### WHAT YOU NEED TO DO
Below are some records; repeat them all exactly, minus the pictures.

### SOURCE DATA
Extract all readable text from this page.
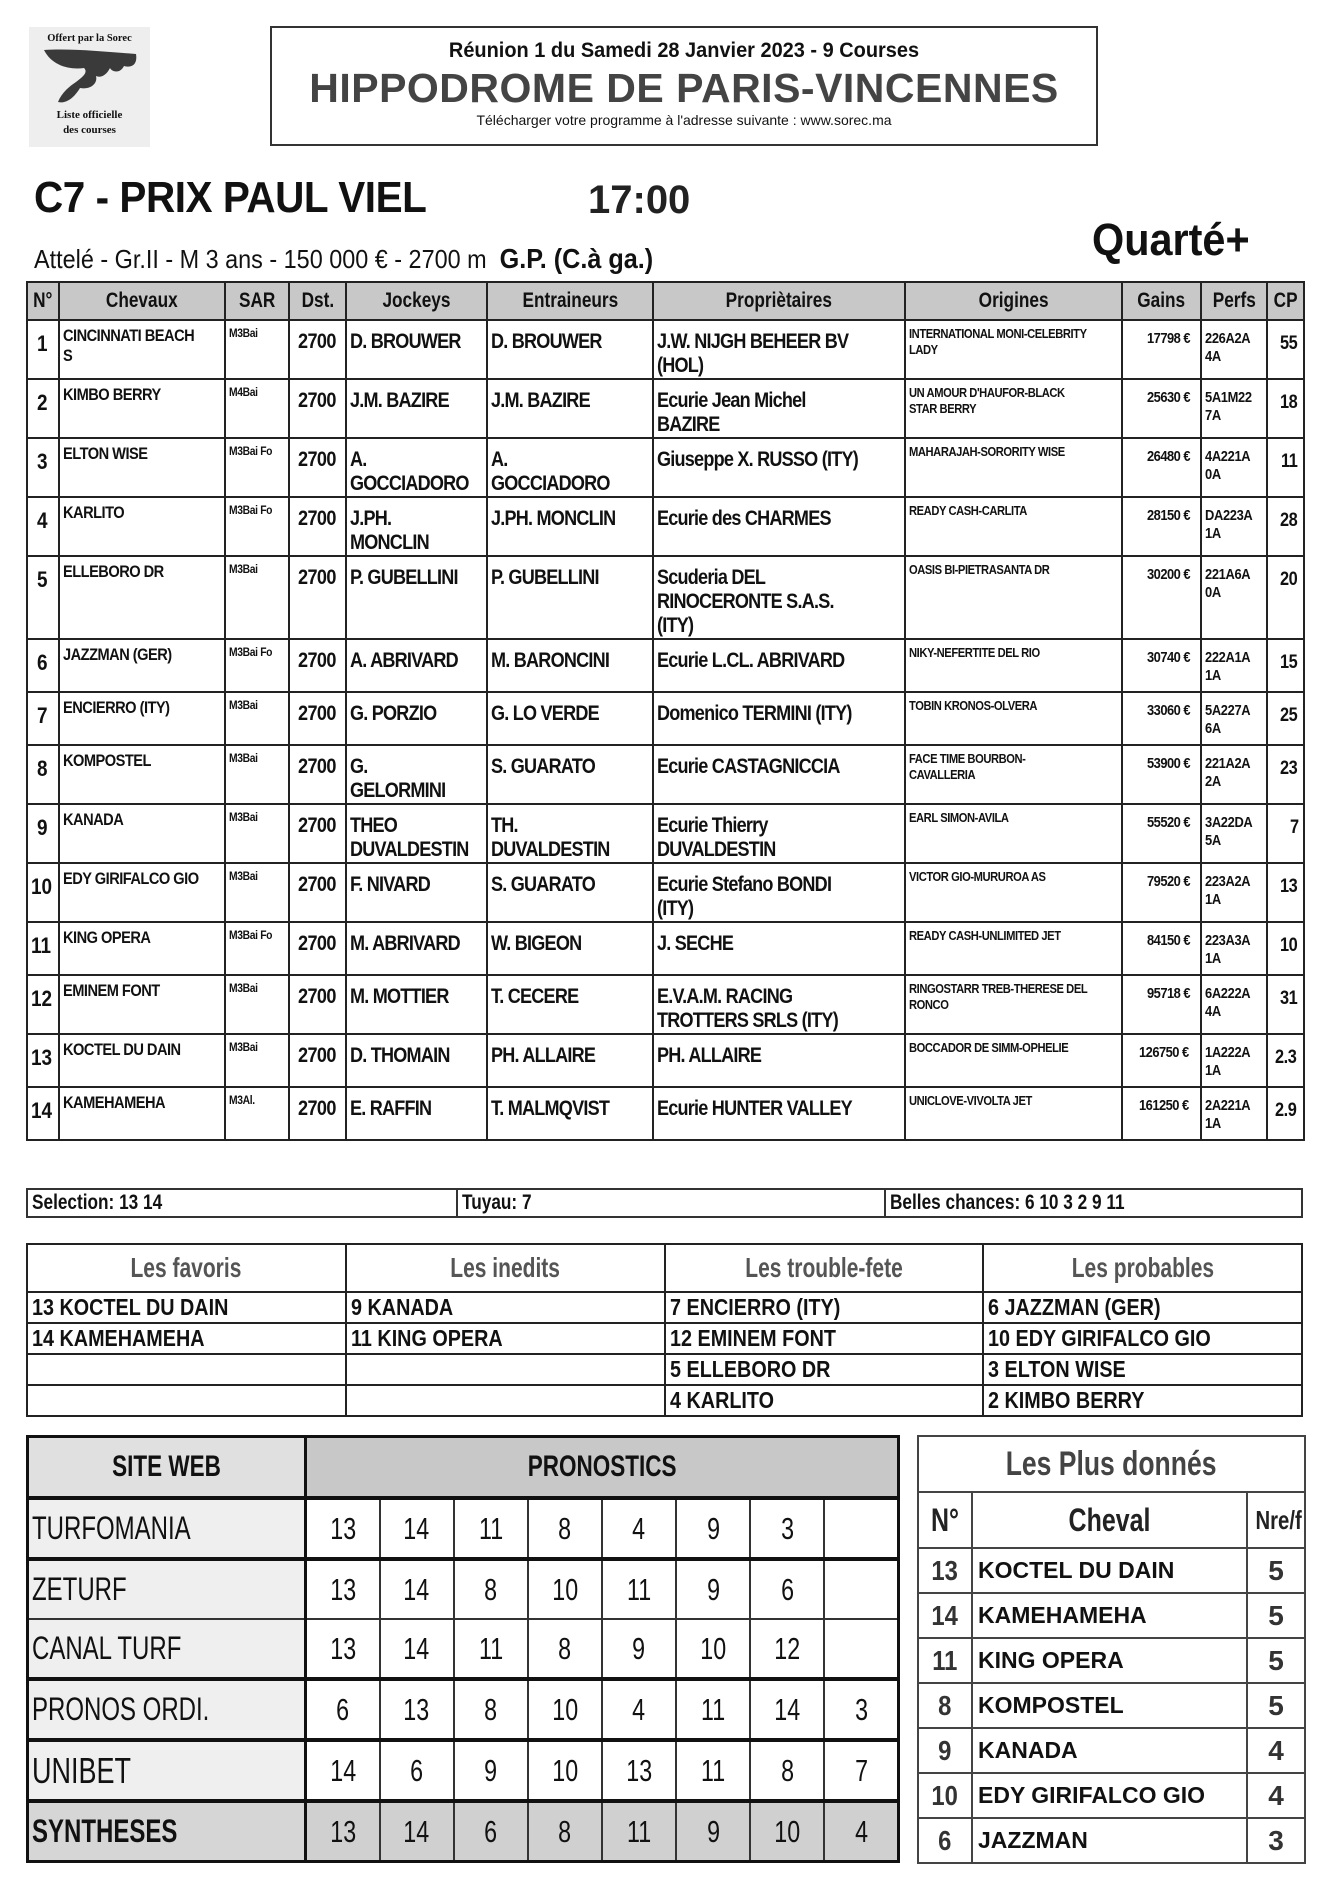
Offert par la Sorec
Liste officielle
des courses
Réunion 1 du Samedi 28 Janvier 2023 - 9 Courses
HIPPODROME DE PARIS-VINCENNES
Télécharger votre programme à l'adresse suivante : www.sorec.ma
C7 - PRIX PAUL VIEL	17:00
Quarté+
Attelé - Gr.II - M 3 ans - 150 000 € - 2700 m G.P. (C.à ga.)
N°	Chevaux	SAR	Dst.	Jockeys	Entraineurs	Propriètaires	Origines	Gains	Perfs	CP
1	CINCINNATI BEACH S	M3Bai	2700	D. BROUWER	D. BROUWER	J.W. NIJGH BEHEER BV (HOL)	INTERNATIONAL MONI-CELEBRITY LADY	17798 €	226A2A 4A	55
2	KIMBO BERRY	M4Bai	2700	J.M. BAZIRE	J.M. BAZIRE	Ecurie Jean Michel BAZIRE	UN AMOUR D'HAUFOR-BLACK STAR BERRY	25630 €	5A1M22 7A	18
3	ELTON WISE	M3Bai Fo	2700	A. GOCCIADORO	A. GOCCIADORO	Giuseppe X. RUSSO (ITY)	MAHARAJAH-SORORITY WISE	26480 €	4A221A 0A	11
4	KARLITO	M3Bai Fo	2700	J.PH. MONCLIN	J.PH. MONCLIN	Ecurie des CHARMES	READY CASH-CARLITA	28150 €	DA223A 1A	28
5	ELLEBORO DR	M3Bai	2700	P. GUBELLINI	P. GUBELLINI	Scuderia DEL RINOCERONTE S.A.S. (ITY)	OASIS BI-PIETRASANTA DR	30200 €	221A6A 0A	20
6	JAZZMAN (GER)	M3Bai Fo	2700	A. ABRIVARD	M. BARONCINI	Ecurie L.CL. ABRIVARD	NIKY-NEFERTITE DEL RIO	30740 €	222A1A 1A	15
7	ENCIERRO (ITY)	M3Bai	2700	G. PORZIO	G. LO VERDE	Domenico TERMINI (ITY)	TOBIN KRONOS-OLVERA	33060 €	5A227A 6A	25
8	KOMPOSTEL	M3Bai	2700	G. GELORMINI	S. GUARATO	Ecurie CASTAGNICCIA	FACE TIME BOURBON-CAVALLERIA	53900 €	221A2A 2A	23
9	KANADA	M3Bai	2700	THEO DUVALDESTIN	TH. DUVALDESTIN	Ecurie Thierry DUVALDESTIN	EARL SIMON-AVILA	55520 €	3A22DA 5A	7
10	EDY GIRIFALCO GIO	M3Bai	2700	F. NIVARD	S. GUARATO	Ecurie Stefano BONDI (ITY)	VICTOR GIO-MURUROA AS	79520 €	223A2A 1A	13
11	KING OPERA	M3Bai Fo	2700	M. ABRIVARD	W. BIGEON	J. SECHE	READY CASH-UNLIMITED JET	84150 €	223A3A 1A	10
12	EMINEM FONT	M3Bai	2700	M. MOTTIER	T. CECERE	E.V.A.M. RACING TROTTERS SRLS (ITY)	RINGOSTARR TREB-THERESE DEL RONCO	95718 €	6A222A 4A	31
13	KOCTEL DU DAIN	M3Bai	2700	D. THOMAIN	PH. ALLAIRE	PH. ALLAIRE	BOCCADOR DE SIMM-OPHELIE	126750 €	1A222A 1A	2.3
14	KAMEHAMEHA	M3Al.	2700	E. RAFFIN	T. MALMQVIST	Ecurie HUNTER VALLEY	UNICLOVE-VIVOLTA JET	161250 €	2A221A 1A	2.9
Selection: 13 14	Tuyau: 7	Belles chances: 6 10 3 2 9 11
Les favoris	Les inedits	Les trouble-fete	Les probables
13 KOCTEL DU DAIN	9 KANADA	7 ENCIERRO (ITY)	6 JAZZMAN (GER)
14 KAMEHAMEHA	11 KING OPERA	12 EMINEM FONT	10 EDY GIRIFALCO GIO
		5 ELLEBORO DR	3 ELTON WISE
		4 KARLITO	2 KIMBO BERRY
SITE WEB	PRONOSTICS							
TURFOMANIA	13	14	11	8	4	9	3	
ZETURF	13	14	8	10	11	9	6	
CANAL TURF	13	14	11	8	9	10	12	
PRONOS ORDI.	6	13	8	10	4	11	14	3
UNIBET	14	6	9	10	13	11	8	7
SYNTHESES	13	14	6	8	11	9	10	4
Les Plus donnés		
N°	Cheval	Nre/f
13	KOCTEL DU DAIN	5
14	KAMEHAMEHA	5
11	KING OPERA	5
8	KOMPOSTEL	5
9	KANADA	4
10	EDY GIRIFALCO GIO	4
6	JAZZMAN	3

### FINAL ANSWER
Extract all readable text from this page.
Offert par la Sorec
Liste officielle
des courses
Réunion 1 du Samedi 28 Janvier 2023 - 9 Courses
HIPPODROME DE PARIS-VINCENNES
Télécharger votre programme à l'adresse suivante : www.sorec.ma
C7 - PRIX PAUL VIEL	17:00
Quarté+
Attelé - Gr.II - M 3 ans - 150 000 € - 2700 m G.P. (C.à ga.)
N°	Chevaux	SAR	Dst.	Jockeys	Entraineurs	Propriètaires	Origines	Gains	Perfs	CP
1	CINCINNATI BEACH S	M3Bai	2700	D. BROUWER	D. BROUWER	J.W. NIJGH BEHEER BV (HOL)	INTERNATIONAL MONI-CELEBRITY LADY	17798 €	226A2A 4A	55
2	KIMBO BERRY	M4Bai	2700	J.M. BAZIRE	J.M. BAZIRE	Ecurie Jean Michel BAZIRE	UN AMOUR D'HAUFOR-BLACK STAR BERRY	25630 €	5A1M22 7A	18
3	ELTON WISE	M3Bai Fo	2700	A. GOCCIADORO	A. GOCCIADORO	Giuseppe X. RUSSO (ITY)	MAHARAJAH-SORORITY WISE	26480 €	4A221A 0A	11
4	KARLITO	M3Bai Fo	2700	J.PH. MONCLIN	J.PH. MONCLIN	Ecurie des CHARMES	READY CASH-CARLITA	28150 €	DA223A 1A	28
5	ELLEBORO DR	M3Bai	2700	P. GUBELLINI	P. GUBELLINI	Scuderia DEL RINOCERONTE S.A.S. (ITY)	OASIS BI-PIETRASANTA DR	30200 €	221A6A 0A	20
6	JAZZMAN (GER)	M3Bai Fo	2700	A. ABRIVARD	M. BARONCINI	Ecurie L.CL. ABRIVARD	NIKY-NEFERTITE DEL RIO	30740 €	222A1A 1A	15
7	ENCIERRO (ITY)	M3Bai	2700	G. PORZIO	G. LO VERDE	Domenico TERMINI (ITY)	TOBIN KRONOS-OLVERA	33060 €	5A227A 6A	25
8	KOMPOSTEL	M3Bai	2700	G. GELORMINI	S. GUARATO	Ecurie CASTAGNICCIA	FACE TIME BOURBON-CAVALLERIA	53900 €	221A2A 2A	23
9	KANADA	M3Bai	2700	THEO DUVALDESTIN	TH. DUVALDESTIN	Ecurie Thierry DUVALDESTIN	EARL SIMON-AVILA	55520 €	3A22DA 5A	7
10	EDY GIRIFALCO GIO	M3Bai	2700	F. NIVARD	S. GUARATO	Ecurie Stefano BONDI (ITY)	VICTOR GIO-MURUROA AS	79520 €	223A2A 1A	13
11	KING OPERA	M3Bai Fo	2700	M. ABRIVARD	W. BIGEON	J. SECHE	READY CASH-UNLIMITED JET	84150 €	223A3A 1A	10
12	EMINEM FONT	M3Bai	2700	M. MOTTIER	T. CECERE	E.V.A.M. RACING TROTTERS SRLS (ITY)	RINGOSTARR TREB-THERESE DEL RONCO	95718 €	6A222A 4A	31
13	KOCTEL DU DAIN	M3Bai	2700	D. THOMAIN	PH. ALLAIRE	PH. ALLAIRE	BOCCADOR DE SIMM-OPHELIE	126750 €	1A222A 1A	2.3
14	KAMEHAMEHA	M3Al.	2700	E. RAFFIN	T. MALMQVIST	Ecurie HUNTER VALLEY	UNICLOVE-VIVOLTA JET	161250 €	2A221A 1A	2.9
Selection: 13 14	Tuyau: 7	Belles chances: 6 10 3 2 9 11
Les favoris	Les inedits	Les trouble-fete	Les probables
13 KOCTEL DU DAIN	9 KANADA	7 ENCIERRO (ITY)	6 JAZZMAN (GER)
14 KAMEHAMEHA	11 KING OPERA	12 EMINEM FONT	10 EDY GIRIFALCO GIO
		5 ELLEBORO DR	3 ELTON WISE
		4 KARLITO	2 KIMBO BERRY
SITE WEB	PRONOSTICS							
TURFOMANIA	13	14	11	8	4	9	3	
ZETURF	13	14	8	10	11	9	6	
CANAL TURF	13	14	11	8	9	10	12	
PRONOS ORDI.	6	13	8	10	4	11	14	3
UNIBET	14	6	9	10	13	11	8	7
SYNTHESES	13	14	6	8	11	9	10	4
Les Plus donnés		
N°	Cheval	Nre/f
13	KOCTEL DU DAIN	5
14	KAMEHAMEHA	5
11	KING OPERA	5
8	KOMPOSTEL	5
9	KANADA	4
10	EDY GIRIFALCO GIO	4
6	JAZZMAN	3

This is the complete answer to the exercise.